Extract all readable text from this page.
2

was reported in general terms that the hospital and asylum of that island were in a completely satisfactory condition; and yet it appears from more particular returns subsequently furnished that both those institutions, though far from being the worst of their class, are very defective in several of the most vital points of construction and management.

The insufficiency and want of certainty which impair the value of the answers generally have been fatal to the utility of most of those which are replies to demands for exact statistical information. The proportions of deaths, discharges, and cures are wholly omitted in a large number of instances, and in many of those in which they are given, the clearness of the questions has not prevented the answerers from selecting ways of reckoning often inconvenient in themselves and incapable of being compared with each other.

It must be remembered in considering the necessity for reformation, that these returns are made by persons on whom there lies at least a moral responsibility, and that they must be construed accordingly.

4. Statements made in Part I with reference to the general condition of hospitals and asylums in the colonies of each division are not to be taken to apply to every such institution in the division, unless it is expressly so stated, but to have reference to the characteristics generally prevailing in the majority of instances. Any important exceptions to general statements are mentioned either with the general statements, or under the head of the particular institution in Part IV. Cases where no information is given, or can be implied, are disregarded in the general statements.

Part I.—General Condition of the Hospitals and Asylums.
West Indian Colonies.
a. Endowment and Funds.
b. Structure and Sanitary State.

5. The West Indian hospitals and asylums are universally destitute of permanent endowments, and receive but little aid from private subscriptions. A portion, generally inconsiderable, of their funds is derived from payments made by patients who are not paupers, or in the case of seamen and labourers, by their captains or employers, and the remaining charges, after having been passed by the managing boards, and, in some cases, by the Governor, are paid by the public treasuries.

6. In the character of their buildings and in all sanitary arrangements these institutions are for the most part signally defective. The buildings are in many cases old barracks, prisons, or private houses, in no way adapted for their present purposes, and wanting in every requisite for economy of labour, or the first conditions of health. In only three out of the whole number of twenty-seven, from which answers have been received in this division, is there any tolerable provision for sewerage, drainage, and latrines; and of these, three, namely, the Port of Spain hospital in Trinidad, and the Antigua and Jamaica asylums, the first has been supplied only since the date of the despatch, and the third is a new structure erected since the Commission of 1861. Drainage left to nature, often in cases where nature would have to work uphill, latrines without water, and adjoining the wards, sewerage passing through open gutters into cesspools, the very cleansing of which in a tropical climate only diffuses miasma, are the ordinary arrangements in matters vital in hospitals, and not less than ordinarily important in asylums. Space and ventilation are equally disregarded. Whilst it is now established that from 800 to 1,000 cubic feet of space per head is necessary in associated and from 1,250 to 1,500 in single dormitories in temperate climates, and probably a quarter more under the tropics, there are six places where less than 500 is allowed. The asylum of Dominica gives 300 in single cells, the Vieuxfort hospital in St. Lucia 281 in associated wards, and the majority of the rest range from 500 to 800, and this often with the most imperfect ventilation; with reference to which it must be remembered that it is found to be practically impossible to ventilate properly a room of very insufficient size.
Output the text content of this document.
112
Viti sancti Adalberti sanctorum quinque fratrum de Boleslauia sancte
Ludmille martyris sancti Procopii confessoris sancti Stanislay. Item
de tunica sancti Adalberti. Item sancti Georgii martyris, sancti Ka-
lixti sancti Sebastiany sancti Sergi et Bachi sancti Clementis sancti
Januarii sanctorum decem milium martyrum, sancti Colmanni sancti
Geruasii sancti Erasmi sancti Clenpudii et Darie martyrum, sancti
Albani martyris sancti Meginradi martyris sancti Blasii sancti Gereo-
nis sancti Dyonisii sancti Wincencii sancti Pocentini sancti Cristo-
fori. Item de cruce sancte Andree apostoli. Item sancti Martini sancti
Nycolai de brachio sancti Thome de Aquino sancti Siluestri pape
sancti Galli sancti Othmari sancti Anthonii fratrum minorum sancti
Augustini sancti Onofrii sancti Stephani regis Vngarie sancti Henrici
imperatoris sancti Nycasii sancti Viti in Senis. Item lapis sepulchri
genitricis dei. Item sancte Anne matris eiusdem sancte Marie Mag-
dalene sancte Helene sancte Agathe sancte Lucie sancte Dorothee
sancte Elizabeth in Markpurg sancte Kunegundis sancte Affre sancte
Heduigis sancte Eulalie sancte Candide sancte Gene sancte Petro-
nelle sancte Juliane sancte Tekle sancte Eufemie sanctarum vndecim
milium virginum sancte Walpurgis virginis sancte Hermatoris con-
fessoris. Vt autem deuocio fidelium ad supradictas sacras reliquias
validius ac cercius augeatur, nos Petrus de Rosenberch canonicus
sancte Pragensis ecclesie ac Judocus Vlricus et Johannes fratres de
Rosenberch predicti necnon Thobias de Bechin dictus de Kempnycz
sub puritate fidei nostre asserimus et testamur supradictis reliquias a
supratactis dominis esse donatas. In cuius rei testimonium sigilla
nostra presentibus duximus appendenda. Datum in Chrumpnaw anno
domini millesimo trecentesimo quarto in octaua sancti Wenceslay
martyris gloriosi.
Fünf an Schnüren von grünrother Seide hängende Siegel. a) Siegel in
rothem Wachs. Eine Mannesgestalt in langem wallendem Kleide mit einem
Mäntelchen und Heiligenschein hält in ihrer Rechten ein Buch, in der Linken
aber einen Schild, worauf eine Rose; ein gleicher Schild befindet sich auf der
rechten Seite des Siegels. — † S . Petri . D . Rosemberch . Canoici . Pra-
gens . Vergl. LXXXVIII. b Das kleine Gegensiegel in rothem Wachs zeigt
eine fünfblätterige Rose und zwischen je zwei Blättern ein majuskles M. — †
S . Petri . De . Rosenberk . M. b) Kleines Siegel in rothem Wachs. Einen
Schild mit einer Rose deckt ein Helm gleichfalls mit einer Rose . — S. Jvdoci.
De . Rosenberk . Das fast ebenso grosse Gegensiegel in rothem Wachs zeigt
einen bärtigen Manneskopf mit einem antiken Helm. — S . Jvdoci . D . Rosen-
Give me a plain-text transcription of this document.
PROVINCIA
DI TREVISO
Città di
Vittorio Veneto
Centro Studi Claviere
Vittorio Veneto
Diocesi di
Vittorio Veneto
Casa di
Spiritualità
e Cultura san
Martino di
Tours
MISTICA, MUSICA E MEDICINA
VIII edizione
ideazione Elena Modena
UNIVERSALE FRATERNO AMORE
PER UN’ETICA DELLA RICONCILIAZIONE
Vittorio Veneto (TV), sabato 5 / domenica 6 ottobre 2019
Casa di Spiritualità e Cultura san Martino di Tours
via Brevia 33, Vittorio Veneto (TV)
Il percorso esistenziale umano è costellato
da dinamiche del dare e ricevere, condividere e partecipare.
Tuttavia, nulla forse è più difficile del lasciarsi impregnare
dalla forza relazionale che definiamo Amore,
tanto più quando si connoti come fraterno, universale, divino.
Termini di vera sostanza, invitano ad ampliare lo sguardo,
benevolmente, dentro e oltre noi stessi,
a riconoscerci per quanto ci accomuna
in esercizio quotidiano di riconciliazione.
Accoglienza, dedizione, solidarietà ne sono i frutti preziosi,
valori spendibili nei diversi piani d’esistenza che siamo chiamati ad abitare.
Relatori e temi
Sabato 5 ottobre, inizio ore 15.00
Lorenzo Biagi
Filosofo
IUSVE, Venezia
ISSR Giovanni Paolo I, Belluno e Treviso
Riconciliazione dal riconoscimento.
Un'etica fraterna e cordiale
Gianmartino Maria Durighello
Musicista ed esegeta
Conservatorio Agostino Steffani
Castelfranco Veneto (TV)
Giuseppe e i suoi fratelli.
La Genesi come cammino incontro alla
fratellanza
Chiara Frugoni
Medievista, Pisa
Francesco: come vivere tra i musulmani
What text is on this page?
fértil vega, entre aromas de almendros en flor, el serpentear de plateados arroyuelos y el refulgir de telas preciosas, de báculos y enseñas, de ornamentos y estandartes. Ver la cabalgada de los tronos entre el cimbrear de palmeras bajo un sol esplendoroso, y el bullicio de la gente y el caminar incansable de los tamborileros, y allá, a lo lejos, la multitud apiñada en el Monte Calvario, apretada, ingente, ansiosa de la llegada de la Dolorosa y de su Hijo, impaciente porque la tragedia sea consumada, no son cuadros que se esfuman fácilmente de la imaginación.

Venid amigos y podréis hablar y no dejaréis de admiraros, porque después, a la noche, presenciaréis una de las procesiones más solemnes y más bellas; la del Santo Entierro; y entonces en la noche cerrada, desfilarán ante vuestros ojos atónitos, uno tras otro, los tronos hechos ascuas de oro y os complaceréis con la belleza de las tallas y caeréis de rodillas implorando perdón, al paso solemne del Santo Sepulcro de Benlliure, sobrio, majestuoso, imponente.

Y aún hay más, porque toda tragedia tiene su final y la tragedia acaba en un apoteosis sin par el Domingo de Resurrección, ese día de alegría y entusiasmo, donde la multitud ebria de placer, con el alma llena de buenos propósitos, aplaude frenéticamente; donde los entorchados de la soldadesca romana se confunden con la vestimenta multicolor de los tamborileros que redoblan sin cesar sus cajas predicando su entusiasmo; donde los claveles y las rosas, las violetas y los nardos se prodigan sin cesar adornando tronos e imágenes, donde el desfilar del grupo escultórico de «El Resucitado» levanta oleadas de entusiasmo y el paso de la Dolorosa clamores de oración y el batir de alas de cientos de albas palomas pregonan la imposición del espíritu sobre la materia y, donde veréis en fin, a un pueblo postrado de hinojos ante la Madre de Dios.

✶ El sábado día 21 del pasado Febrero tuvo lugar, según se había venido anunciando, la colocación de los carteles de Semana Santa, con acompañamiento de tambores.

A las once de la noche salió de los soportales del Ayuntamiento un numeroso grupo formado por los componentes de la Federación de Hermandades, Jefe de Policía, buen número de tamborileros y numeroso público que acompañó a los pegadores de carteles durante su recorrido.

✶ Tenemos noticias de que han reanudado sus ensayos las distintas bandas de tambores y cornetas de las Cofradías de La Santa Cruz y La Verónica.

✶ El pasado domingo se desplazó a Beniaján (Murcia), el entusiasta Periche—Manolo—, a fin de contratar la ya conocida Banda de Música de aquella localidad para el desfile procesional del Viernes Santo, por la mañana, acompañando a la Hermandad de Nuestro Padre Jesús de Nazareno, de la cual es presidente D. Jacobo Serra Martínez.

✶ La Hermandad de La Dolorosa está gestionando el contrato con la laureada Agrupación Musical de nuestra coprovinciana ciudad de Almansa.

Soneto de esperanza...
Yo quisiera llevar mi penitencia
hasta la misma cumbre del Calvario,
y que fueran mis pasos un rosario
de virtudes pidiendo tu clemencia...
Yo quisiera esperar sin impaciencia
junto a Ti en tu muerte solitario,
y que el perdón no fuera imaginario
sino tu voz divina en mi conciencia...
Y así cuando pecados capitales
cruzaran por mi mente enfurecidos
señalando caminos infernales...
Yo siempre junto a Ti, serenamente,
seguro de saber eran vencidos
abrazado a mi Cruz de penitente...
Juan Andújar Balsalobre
·····
Your goal: Gather all lines with the string "Santa" from the data.

Answer box:
✶ El sábado día 21 del pasado Febrero tuvo lugar, según se había venido anunciando, la colocación de los carteles de Semana Santa, con acompañamiento de tambores.
✶ Tenemos noticias de que han reanudado sus ensayos las distintas bandas de tambores y cornetas de las Cofradías de La Santa Cruz y La Verónica.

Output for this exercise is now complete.